>> Start

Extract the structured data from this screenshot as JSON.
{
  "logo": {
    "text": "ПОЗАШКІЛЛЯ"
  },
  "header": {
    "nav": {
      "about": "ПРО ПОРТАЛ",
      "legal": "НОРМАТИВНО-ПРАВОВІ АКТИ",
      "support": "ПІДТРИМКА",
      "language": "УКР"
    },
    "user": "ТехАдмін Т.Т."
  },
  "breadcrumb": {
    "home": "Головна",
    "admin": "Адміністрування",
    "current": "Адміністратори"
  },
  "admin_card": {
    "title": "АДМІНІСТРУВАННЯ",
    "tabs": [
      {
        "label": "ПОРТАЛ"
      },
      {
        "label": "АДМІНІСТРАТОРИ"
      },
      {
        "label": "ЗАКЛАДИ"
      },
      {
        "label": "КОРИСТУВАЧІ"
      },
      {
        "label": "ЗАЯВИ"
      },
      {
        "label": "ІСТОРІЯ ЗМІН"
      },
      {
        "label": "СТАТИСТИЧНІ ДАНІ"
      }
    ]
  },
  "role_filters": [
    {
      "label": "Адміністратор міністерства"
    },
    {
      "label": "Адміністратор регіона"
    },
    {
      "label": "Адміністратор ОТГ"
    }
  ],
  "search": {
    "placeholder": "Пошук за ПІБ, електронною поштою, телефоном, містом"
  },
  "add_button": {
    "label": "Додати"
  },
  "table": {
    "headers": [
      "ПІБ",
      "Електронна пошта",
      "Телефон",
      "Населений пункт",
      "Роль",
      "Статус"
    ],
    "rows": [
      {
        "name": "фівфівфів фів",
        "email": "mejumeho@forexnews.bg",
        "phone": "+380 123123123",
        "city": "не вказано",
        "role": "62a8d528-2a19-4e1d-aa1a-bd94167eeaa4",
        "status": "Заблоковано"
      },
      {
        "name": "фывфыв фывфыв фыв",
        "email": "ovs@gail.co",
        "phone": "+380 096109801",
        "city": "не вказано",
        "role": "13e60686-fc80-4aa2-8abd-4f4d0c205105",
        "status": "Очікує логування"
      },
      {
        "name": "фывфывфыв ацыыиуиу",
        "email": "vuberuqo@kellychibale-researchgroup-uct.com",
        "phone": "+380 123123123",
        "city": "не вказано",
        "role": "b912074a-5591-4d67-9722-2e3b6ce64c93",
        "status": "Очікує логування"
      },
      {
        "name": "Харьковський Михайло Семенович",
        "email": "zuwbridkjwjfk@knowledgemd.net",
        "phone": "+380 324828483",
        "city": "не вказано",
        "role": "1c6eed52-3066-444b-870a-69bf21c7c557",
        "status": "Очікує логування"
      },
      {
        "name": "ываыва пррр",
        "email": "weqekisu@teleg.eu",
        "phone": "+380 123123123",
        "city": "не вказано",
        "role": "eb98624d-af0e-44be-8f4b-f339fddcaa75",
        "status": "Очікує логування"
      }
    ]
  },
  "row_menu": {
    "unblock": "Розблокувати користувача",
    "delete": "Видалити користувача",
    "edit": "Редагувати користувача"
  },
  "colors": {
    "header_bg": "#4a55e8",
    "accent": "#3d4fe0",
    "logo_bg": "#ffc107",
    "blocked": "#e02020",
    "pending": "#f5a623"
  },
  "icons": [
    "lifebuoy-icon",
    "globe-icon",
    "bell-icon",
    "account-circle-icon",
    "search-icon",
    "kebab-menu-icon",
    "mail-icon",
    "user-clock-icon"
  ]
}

>> End

_STATED GOAL:_ Search the listing for the word "користувача". Copy every line in which it occurs.

_ANSWER TO THIS EXERCISE:_
    "unblock": "Розблокувати користувача",
    "delete": "Видалити користувача",
    "edit": "Редагувати користувача"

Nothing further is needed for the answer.